Go through the listing and copy each line with the string "woman".

Dataset rows
########

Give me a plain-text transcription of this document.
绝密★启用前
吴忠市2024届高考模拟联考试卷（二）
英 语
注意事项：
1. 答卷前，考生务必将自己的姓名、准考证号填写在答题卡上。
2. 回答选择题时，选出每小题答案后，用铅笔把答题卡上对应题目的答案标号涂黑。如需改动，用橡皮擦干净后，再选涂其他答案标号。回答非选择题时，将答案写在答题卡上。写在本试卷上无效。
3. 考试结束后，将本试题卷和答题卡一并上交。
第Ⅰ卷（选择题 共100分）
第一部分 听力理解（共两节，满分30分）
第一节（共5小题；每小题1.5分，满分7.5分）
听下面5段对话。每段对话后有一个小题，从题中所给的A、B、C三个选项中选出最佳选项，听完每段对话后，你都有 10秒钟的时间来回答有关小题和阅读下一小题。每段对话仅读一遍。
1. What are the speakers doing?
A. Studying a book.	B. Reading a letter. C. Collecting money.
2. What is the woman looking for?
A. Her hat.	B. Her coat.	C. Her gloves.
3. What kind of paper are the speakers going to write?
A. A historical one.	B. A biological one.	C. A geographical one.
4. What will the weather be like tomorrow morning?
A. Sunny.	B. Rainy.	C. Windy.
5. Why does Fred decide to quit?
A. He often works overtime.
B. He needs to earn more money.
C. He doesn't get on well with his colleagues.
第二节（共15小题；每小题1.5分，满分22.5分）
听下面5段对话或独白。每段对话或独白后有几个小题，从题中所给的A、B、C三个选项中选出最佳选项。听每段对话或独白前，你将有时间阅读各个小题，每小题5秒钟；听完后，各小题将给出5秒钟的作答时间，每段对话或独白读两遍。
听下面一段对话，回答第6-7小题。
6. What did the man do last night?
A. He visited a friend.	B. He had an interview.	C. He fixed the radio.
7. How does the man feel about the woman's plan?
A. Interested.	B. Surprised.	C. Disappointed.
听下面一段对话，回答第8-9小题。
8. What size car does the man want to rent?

########

■ **Result for this task**
2. What is the woman looking for?
7. How does the man feel about the woman's plan?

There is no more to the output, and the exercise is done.